## START

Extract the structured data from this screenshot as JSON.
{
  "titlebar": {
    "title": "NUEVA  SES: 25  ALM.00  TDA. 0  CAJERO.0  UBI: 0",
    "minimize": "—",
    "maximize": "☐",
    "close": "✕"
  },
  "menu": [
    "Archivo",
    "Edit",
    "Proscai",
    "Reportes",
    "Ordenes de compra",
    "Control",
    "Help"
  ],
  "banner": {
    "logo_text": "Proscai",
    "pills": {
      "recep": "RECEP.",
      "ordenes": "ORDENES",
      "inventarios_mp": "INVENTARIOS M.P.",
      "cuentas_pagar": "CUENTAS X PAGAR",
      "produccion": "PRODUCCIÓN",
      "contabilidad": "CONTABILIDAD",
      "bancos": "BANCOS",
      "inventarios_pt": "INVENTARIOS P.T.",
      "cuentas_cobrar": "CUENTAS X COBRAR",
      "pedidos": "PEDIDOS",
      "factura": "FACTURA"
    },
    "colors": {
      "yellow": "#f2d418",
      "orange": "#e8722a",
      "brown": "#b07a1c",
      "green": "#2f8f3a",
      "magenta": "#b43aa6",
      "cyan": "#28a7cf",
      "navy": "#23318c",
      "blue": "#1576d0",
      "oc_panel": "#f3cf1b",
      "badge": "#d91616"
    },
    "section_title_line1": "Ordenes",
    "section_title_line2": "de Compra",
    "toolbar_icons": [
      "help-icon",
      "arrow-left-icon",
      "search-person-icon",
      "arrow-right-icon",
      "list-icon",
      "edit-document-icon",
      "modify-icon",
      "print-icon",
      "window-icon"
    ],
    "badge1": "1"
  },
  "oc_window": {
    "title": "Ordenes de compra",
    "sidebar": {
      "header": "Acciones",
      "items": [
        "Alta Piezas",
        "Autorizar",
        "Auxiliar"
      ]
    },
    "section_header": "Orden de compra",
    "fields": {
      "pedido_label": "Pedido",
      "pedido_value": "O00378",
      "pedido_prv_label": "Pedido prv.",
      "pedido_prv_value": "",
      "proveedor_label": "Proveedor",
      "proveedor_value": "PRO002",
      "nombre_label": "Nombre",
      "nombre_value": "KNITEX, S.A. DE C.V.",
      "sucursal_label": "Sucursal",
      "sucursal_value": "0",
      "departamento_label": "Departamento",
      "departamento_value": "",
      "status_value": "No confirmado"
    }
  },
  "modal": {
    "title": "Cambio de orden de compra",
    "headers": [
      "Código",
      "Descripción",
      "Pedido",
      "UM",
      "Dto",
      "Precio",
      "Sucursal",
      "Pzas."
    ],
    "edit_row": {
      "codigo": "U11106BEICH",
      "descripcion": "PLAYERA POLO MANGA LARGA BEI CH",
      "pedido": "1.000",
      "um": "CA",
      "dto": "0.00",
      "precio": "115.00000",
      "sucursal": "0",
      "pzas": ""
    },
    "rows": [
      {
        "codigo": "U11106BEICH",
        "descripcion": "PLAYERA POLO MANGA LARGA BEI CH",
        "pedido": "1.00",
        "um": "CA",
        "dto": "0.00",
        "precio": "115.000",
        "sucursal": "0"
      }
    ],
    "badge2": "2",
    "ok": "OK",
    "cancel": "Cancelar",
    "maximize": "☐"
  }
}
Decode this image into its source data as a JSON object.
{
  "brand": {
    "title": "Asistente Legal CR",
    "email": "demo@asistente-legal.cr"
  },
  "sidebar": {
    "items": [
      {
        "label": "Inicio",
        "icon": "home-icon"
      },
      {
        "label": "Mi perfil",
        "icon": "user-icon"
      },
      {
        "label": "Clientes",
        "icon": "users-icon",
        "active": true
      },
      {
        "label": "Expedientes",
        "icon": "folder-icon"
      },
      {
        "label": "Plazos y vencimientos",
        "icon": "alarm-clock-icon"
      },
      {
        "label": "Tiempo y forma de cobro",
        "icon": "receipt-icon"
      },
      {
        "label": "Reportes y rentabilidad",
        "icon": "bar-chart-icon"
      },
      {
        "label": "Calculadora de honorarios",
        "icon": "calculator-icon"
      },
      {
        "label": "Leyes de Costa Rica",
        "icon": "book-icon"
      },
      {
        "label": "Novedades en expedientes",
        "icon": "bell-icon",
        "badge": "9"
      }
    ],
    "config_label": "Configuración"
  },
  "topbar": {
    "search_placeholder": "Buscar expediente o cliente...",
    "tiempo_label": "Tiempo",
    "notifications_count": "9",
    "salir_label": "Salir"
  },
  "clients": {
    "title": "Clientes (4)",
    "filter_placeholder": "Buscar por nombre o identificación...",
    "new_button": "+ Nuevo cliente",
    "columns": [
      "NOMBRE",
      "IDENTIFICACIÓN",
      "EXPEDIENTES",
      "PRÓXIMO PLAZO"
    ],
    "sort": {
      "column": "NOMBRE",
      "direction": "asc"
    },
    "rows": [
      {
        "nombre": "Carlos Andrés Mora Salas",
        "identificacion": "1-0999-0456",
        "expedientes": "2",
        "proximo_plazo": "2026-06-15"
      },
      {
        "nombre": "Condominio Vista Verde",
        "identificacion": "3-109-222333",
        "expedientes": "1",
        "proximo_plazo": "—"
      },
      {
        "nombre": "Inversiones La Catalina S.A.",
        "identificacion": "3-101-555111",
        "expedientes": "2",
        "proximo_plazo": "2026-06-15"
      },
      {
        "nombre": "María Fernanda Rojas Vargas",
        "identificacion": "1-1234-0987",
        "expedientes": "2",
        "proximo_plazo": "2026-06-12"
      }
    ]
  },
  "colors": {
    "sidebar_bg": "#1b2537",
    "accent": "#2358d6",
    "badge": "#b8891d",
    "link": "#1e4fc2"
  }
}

## END

_Set task_
Copy all data exactly, start to finish.

_Written solution_
Extract the structured data from this screenshot as JSON.
{
  "titlebar": {
    "title": "NUEVA  SES: 25  ALM.00  TDA. 0  CAJERO.0  UBI: 0",
    "minimize": "—",
    "maximize": "☐",
    "close": "✕"
  },
  "menu": [
    "Archivo",
    "Edit",
    "Proscai",
    "Reportes",
    "Ordenes de compra",
    "Control",
    "Help"
  ],
  "banner": {
    "logo_text": "Proscai",
    "pills": {
      "recep": "RECEP.",
      "ordenes": "ORDENES",
      "inventarios_mp": "INVENTARIOS M.P.",
      "cuentas_pagar": "CUENTAS X PAGAR",
      "produccion": "PRODUCCIÓN",
      "contabilidad": "CONTABILIDAD",
      "bancos": "BANCOS",
      "inventarios_pt": "INVENTARIOS P.T.",
      "cuentas_cobrar": "CUENTAS X COBRAR",
      "pedidos": "PEDIDOS",
      "factura": "FACTURA"
    },
    "colors": {
      "yellow": "#f2d418",
      "orange": "#e8722a",
      "brown": "#b07a1c",
      "green": "#2f8f3a",
      "magenta": "#b43aa6",
      "cyan": "#28a7cf",
      "navy": "#23318c",
      "blue": "#1576d0",
      "oc_panel": "#f3cf1b",
      "badge": "#d91616"
    },
    "section_title_line1": "Ordenes",
    "section_title_line2": "de Compra",
    "toolbar_icons": [
      "help-icon",
      "arrow-left-icon",
      "search-person-icon",
      "arrow-right-icon",
      "list-icon",
      "edit-document-icon",
      "modify-icon",
      "print-icon",
      "window-icon"
    ],
    "badge1": "1"
  },
  "oc_window": {
    "title": "Ordenes de compra",
    "sidebar": {
      "header": "Acciones",
      "items": [
        "Alta Piezas",
        "Autorizar",
        "Auxiliar"
      ]
    },
    "section_header": "Orden de compra",
    "fields": {
      "pedido_label": "Pedido",
      "pedido_value": "O00378",
      "pedido_prv_label": "Pedido prv.",
      "pedido_prv_value": "",
      "proveedor_label": "Proveedor",
      "proveedor_value": "PRO002",
      "nombre_label": "Nombre",
      "nombre_value": "KNITEX, S.A. DE C.V.",
      "sucursal_label": "Sucursal",
      "sucursal_value": "0",
      "departamento_label": "Departamento",
      "departamento_value": "",
      "status_value": "No confirmado"
    }
  },
  "modal": {
    "title": "Cambio de orden de compra",
    "headers": [
      "Código",
      "Descripción",
      "Pedido",
      "UM",
      "Dto",
      "Precio",
      "Sucursal",
      "Pzas."
    ],
    "edit_row": {
      "codigo": "U11106BEICH",
      "descripcion": "PLAYERA POLO MANGA LARGA BEI CH",
      "pedido": "1.000",
      "um": "CA",
      "dto": "0.00",
      "precio": "115.00000",
      "sucursal": "0",
      "pzas": ""
    },
    "rows": [
      {
        "codigo": "U11106BEICH",
        "descripcion": "PLAYERA POLO MANGA LARGA BEI CH",
        "pedido": "1.00",
        "um": "CA",
        "dto": "0.00",
        "precio": "115.000",
        "sucursal": "0"
      }
    ],
    "badge2": "2",
    "ok": "OK",
    "cancel": "Cancelar",
    "maximize": "☐"
  }
}
Decode this image into its source data as a JSON object.
{
  "brand": {
    "title": "Asistente Legal CR",
    "email": "demo@asistente-legal.cr"
  },
  "sidebar": {
    "items": [
      {
        "label": "Inicio",
        "icon": "home-icon"
      },
      {
        "label": "Mi perfil",
        "icon": "user-icon"
      },
      {
        "label": "Clientes",
        "icon": "users-icon",
        "active": true
      },
      {
        "label": "Expedientes",
        "icon": "folder-icon"
      },
      {
        "label": "Plazos y vencimientos",
        "icon": "alarm-clock-icon"
      },
      {
        "label": "Tiempo y forma de cobro",
        "icon": "receipt-icon"
      },
      {
        "label": "Reportes y rentabilidad",
        "icon": "bar-chart-icon"
      },
      {
        "label": "Calculadora de honorarios",
        "icon": "calculator-icon"
      },
      {
        "label": "Leyes de Costa Rica",
        "icon": "book-icon"
      },
      {
        "label": "Novedades en expedientes",
        "icon": "bell-icon",
        "badge": "9"
      }
    ],
    "config_label": "Configuración"
  },
  "topbar": {
    "search_placeholder": "Buscar expediente o cliente...",
    "tiempo_label": "Tiempo",
    "notifications_count": "9",
    "salir_label": "Salir"
  },
  "clients": {
    "title": "Clientes (4)",
    "filter_placeholder": "Buscar por nombre o identificación...",
    "new_button": "+ Nuevo cliente",
    "columns": [
      "NOMBRE",
      "IDENTIFICACIÓN",
      "EXPEDIENTES",
      "PRÓXIMO PLAZO"
    ],
    "sort": {
      "column": "NOMBRE",
      "direction": "asc"
    },
    "rows": [
      {
        "nombre": "Carlos Andrés Mora Salas",
        "identificacion": "1-0999-0456",
        "expedientes": "2",
        "proximo_plazo": "2026-06-15"
      },
      {
        "nombre": "Condominio Vista Verde",
        "identificacion": "3-109-222333",
        "expedientes": "1",
        "proximo_plazo": "—"
      },
      {
        "nombre": "Inversiones La Catalina S.A.",
        "identificacion": "3-101-555111",
        "expedientes": "2",
        "proximo_plazo": "2026-06-15"
      },
      {
        "nombre": "María Fernanda Rojas Vargas",
        "identificacion": "1-1234-0987",
        "expedientes": "2",
        "proximo_plazo": "2026-06-12"
      }
    ]
  },
  "colors": {
    "sidebar_bg": "#1b2537",
    "accent": "#2358d6",
    "badge": "#b8891d",
    "link": "#1e4fc2"
  }
}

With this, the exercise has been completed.